_Document segment_:
** BEGIN **

San Juan apartment view of street covered in sand and debris. Photo courtesy of Andre Rojas.

  • Students say news coverage of natural disasters in region for minimized impact expected prior to storm, instead focusing more on ‘domestic’ concerns for Florida.
  • News coverage of Mexico, Caribbean nations and especially Puerto Rico during Hurricane’s Maria and Irma highlighted ignorance of Puerto Rico’s role in U.S., in some people’s eyes.

Alexzandria Sanchez’s leg is shaking nervously. She’s waiting for another phone call from her grandmother, or her mother, or her father. They’ve all been calling her insistently throughout the day. They’re all worried.

It’s Wednesday, September 20 and Sanchez has been running from class to class, taking phone calls in the hallway and trying to stay focus on and calm in between it all, but she she’s finding it difficult to. Her grandfather is in Puerto Rico, Hurricane Maria is about to make landfall and the only news she’s getting about the island is from him.

“I was very disappointed in the way that the hurricanes and the earthquakes were covered because it seemed to only focus what was happening closer to home than on other people who are actually American citizens, which we seem to forget,” she said.

In the buildup to Hurricane Maria, the second hurricane barreling towards Puerto Rico following Hurricane Irma, Sanchez is becoming frustrated by the lack of news coverage and attention being given to her home.

She said that headlines such as: “Hurricane Irma Hits Caribbean, Heads Toward Florida”, “Hurricane Irma ravages Caribbean as Florida nervously awaits historic storms wrath” don’t’ tell her anything she wants to hear and they don’t tell her anything new.

“There would be articles that would say that ‘Puerto Rico was hit but storms will be coming up the east coast.” I couldn’t find one article that focused solely on one issue for one place,” said Sanchez.

She said she was scrounging for information that was relevant to her and her family, but the information was so sparse and spread out, it was barely anything at all.

Andre Rojas, a student from Puerto Rico studying at Ithaca College, said he had taken to Facebook to try to find news about his home. Rojas said that he believes the news’ impact on the level of interest of people is underestimated and that it has a huge impact on further coverage and relief efforts afterwards.

“When the media isn’t covering much of [one place as they do another], people don’t pay much attention to it because they don’t think it’s that important,” said Rojas.

While he’s been on the mainland or “stateside,” Rojas said that he’s encountered people who ask him uneducated questions. They sometimes ask him how he got his green card and others are completely unaware of Puerto Rico’s status as a U.S. territory. The media’s decision to discuss Puerto Rico as a foreign body and not a part of the U.S. has had repercussions, said Rojas.


Following Hurricane Irma, Donald Trump said that Florida would receive 100 percent of U.S. support to recover. The same was not done for Puerto Rico. Trump has been criticized for, instead, taking to Twitter to ignite debate about the definition of patriotism in reference to several NFL team players. He also commended Texas and Florida on their relief efforts and blasted Puerto Rico on its struggle to recover and history of bankruptcy.

** END **

_Recorded information_:
** BEGIN **

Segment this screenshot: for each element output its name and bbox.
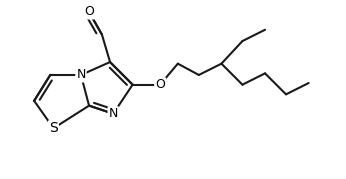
Text: N: N <box>76 69 86 81</box>
Text: N: N <box>109 107 118 120</box>
Text: S: S <box>49 121 58 135</box>
Text: O: O <box>155 78 165 91</box>
Text: O: O <box>84 6 94 18</box>
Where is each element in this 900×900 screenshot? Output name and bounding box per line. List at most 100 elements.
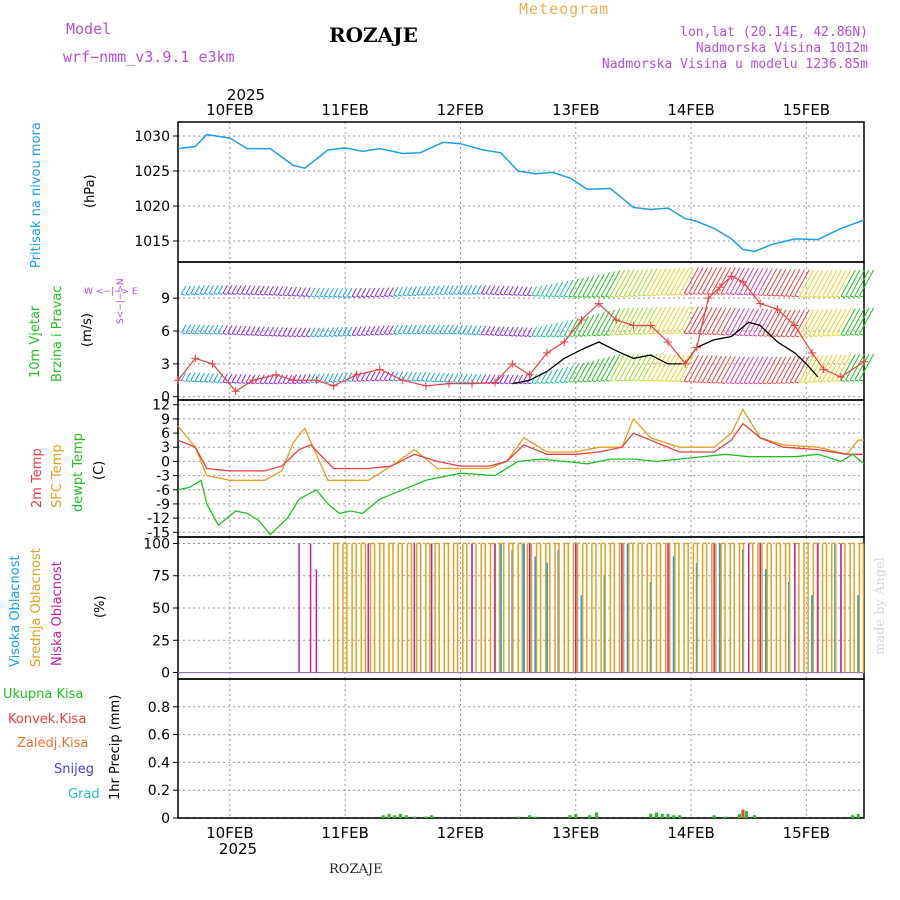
year-label-bottom: 2025 xyxy=(219,840,257,858)
wind-barb-base xyxy=(388,294,394,297)
wind-barb-base xyxy=(734,293,739,296)
wind-barb xyxy=(715,267,732,294)
wind-barb xyxy=(273,286,279,295)
wind-barb-base xyxy=(195,380,200,383)
wind-barb xyxy=(333,288,339,297)
wind-barb xyxy=(835,270,852,297)
wind-barb-base xyxy=(213,292,218,295)
wind-barb-base xyxy=(850,295,855,298)
wind-barb xyxy=(854,307,870,335)
wind-barb xyxy=(582,360,595,382)
wind-barb-base xyxy=(794,295,799,298)
wind-barb-base xyxy=(356,295,361,298)
wind-barb xyxy=(554,321,564,336)
wind-barb xyxy=(619,269,635,297)
wind-barb xyxy=(374,371,380,381)
wind-barb-base xyxy=(684,293,689,296)
wind-barb xyxy=(651,268,667,295)
wind-barb-base xyxy=(467,292,472,295)
wind-barb xyxy=(402,371,408,381)
wind-barb-base xyxy=(393,294,398,297)
ytick-label-cloud: 50 xyxy=(152,601,170,617)
wind-barb-base xyxy=(591,334,597,337)
wind-barb xyxy=(563,279,574,297)
ytick-label-wind: 6 xyxy=(161,324,170,340)
wind-barb-base xyxy=(310,335,315,338)
wind-barb-base xyxy=(448,380,454,383)
wind-barb xyxy=(305,327,311,337)
wind-barb-base xyxy=(439,293,444,296)
wind-barb xyxy=(808,309,824,336)
wind-speed-marker xyxy=(542,348,551,357)
wind-barb xyxy=(600,355,616,381)
wind-barb xyxy=(508,285,514,295)
wind-barb-base xyxy=(743,334,749,337)
wind-barb xyxy=(688,355,704,382)
wind-barb xyxy=(614,307,630,335)
wind-barb-base xyxy=(813,335,818,337)
wind-barb-base xyxy=(458,292,463,295)
wind-barb xyxy=(457,285,464,294)
wind-barb xyxy=(674,354,690,382)
wind-barb xyxy=(273,327,279,336)
wind-barb-base xyxy=(803,381,809,384)
precip-bar xyxy=(712,815,716,818)
wind-barb xyxy=(199,324,205,334)
wind-barb xyxy=(858,307,875,335)
wind-barb xyxy=(388,325,394,334)
wind-barb-base xyxy=(748,382,753,385)
wind-barb xyxy=(217,325,224,334)
wind-barb-base xyxy=(227,333,232,336)
wind-barb xyxy=(365,371,371,381)
wind-barb-base xyxy=(508,293,514,296)
wind-barb xyxy=(240,374,247,383)
wind-barb-base xyxy=(416,379,421,382)
wind-barb-base xyxy=(278,334,283,337)
precip-bar xyxy=(533,816,537,818)
wind-barb-base xyxy=(218,332,223,335)
wind-barb-base xyxy=(564,335,569,338)
wind-barb-base xyxy=(476,292,481,295)
wind-barb xyxy=(540,371,548,383)
wind-barb-base xyxy=(822,295,827,298)
wind-barb-base xyxy=(813,295,818,298)
wind-barb xyxy=(494,285,500,295)
wind-barb-base xyxy=(305,295,311,298)
wind-barb xyxy=(642,306,658,334)
wind-barb xyxy=(734,308,750,335)
wind-barb xyxy=(596,272,610,297)
wind-barb xyxy=(720,356,736,383)
wind-barb xyxy=(231,374,238,383)
wind-barb xyxy=(227,325,233,334)
wind-barb-base xyxy=(577,334,583,337)
wind-barb xyxy=(453,373,459,382)
wind-barb xyxy=(739,356,755,384)
wind-barb-base xyxy=(767,294,772,297)
wind-barb xyxy=(771,356,787,383)
wind-barb xyxy=(273,374,279,384)
wind-barb xyxy=(656,306,672,334)
model-elevation-info: Nadmorska Visina u modelu 1236.85m xyxy=(601,57,868,72)
wind-barb-base xyxy=(393,332,398,335)
wind-barb-base xyxy=(490,333,495,336)
wind-barb-base xyxy=(232,381,237,384)
wind-barb-base xyxy=(310,295,315,298)
wind-barb xyxy=(490,285,496,294)
ytick-label-pressure: 1030 xyxy=(134,129,170,145)
wind-barb-base xyxy=(619,295,624,298)
wind-barb-base xyxy=(707,381,712,384)
wind-barb-base xyxy=(697,381,703,384)
wind-barb xyxy=(264,285,270,295)
wind-barb xyxy=(347,288,353,297)
wind-barb-base xyxy=(716,333,721,336)
wind-barb xyxy=(351,326,357,336)
wind-barb-base xyxy=(845,295,850,298)
wind-barb xyxy=(490,326,496,335)
wind-barb-base xyxy=(753,382,758,385)
wind-barb xyxy=(466,325,473,334)
wind-barb-base xyxy=(817,334,823,337)
wind-barb xyxy=(577,276,590,297)
wind-barb xyxy=(563,365,574,382)
ytick-label-pressure: 1020 xyxy=(134,199,170,215)
wind-barb-base xyxy=(241,382,246,385)
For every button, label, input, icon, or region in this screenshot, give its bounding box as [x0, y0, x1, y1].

** END **

_Short exercise_:
Continue the article about news coverage of Puerto Rico during Hurricanes Irma and Maria, starting after its final sentence.

_The output_:
Three and a half million people live on the island of Puerto Rico, 60,000 of whom were left without power by Hurricane Irma before the second storm, Hurricane Maria, struck the island. As a result of the storm, the death toll reached 16, according to AP, with numbers expected to rise. Ten deaths occurred in Florida.

Days later, following criticism from both the left and right side of party lines, the president said he would expand efforts to aid Puerto Rico. According to Reuters, the Republican administration had at that point been sluggish in its response and relief efforts for the island in the eyes of Democrats and residents in Puerto Rico, more sluggish than if the disaster had occurred on the U.S. mainland.

Rojas said it’s the double-standard displayed by Americans on the mainland and vocalized in the series of tweets from the president that validate the hesitation in debate among Puerto Ricans as to whether they should petition for state-hood.

“[Lack of knowledge about Puerto Rico] shames Puerto Rico in a way because some people want to become a state and some people don’t,” said Rojas. “Then it becomes that if the U.S. doesn’t cover [our events], for us it’s like they don’t even care enough to want us to become a state.”

Sanchez heard back from her grandfather days following the second storm but not all of her family members in Puerto Rico are accounted for. Nearly half of all non-Puerto Rican Americans (46 percent) “don’t realize that what happened in Puerto Rico is a domestic disaster, not a foreign one,” reports the New York Times.

A journalist’s job is to inform and educate, said Sanchez, a journalism student herself.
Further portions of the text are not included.